**REQUIRED TASK**
Select from the data all lines with the word "даље".

[Records from a collection]
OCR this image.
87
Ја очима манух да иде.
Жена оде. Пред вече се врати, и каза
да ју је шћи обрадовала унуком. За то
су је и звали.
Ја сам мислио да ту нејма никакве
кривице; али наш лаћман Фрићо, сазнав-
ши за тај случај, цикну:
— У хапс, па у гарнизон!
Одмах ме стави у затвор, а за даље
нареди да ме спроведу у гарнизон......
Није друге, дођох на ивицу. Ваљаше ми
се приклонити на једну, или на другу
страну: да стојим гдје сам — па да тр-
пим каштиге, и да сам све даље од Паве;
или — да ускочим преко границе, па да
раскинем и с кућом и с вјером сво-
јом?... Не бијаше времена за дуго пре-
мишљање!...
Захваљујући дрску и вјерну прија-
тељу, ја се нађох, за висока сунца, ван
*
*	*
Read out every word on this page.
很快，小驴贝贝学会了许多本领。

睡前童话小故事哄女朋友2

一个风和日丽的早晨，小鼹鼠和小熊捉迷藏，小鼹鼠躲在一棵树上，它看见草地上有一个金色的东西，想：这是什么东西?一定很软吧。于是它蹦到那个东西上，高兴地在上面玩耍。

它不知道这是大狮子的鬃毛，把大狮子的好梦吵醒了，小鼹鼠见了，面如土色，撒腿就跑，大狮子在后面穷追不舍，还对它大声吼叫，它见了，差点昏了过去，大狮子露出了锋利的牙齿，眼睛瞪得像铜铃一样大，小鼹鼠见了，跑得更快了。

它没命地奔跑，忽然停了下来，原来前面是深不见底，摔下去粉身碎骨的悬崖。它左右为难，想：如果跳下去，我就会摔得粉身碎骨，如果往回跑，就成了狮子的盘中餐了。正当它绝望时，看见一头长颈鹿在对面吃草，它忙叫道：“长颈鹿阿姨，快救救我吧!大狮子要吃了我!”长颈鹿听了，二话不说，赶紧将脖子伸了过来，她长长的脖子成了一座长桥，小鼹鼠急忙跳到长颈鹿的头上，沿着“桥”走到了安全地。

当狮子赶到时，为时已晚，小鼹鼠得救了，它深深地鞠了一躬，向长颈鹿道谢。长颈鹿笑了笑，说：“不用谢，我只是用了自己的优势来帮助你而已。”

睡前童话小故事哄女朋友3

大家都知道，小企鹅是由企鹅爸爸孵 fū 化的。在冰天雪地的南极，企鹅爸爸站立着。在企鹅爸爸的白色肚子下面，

**COMPLETED TASK**
Одмах ме стави у затвор, а за даље
пим каштиге, и да сам све даље од Паве;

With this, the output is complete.